* [Problem to work on]
Every entry needs to be printed exactly, please.

* [Data shown]
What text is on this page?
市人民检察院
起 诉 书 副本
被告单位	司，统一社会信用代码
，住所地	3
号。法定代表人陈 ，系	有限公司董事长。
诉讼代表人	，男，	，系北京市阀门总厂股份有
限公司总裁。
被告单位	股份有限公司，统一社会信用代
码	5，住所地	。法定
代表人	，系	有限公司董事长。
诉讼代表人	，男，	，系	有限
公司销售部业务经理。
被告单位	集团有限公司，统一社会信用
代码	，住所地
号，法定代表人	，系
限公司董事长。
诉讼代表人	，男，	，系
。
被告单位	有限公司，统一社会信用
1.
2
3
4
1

* [Written response]
What text is on this page?
市人民检察院
起 诉 书 副本
被告单位	司，统一社会信用代码
，住所地	3
号。法定代表人陈 ，系	有限公司董事长。
诉讼代表人	，男，	，系北京市阀门总厂股份有
限公司总裁。
被告单位	股份有限公司，统一社会信用代
码	5，住所地	。法定
代表人	，系	有限公司董事长。
诉讼代表人	，男，	，系	有限
公司销售部业务经理。
被告单位	集团有限公司，统一社会信用
代码	，住所地
号，法定代表人	，系
限公司董事长。
诉讼代表人	，男，	，系
。
被告单位	有限公司，统一社会信用
1.
2
3
4
1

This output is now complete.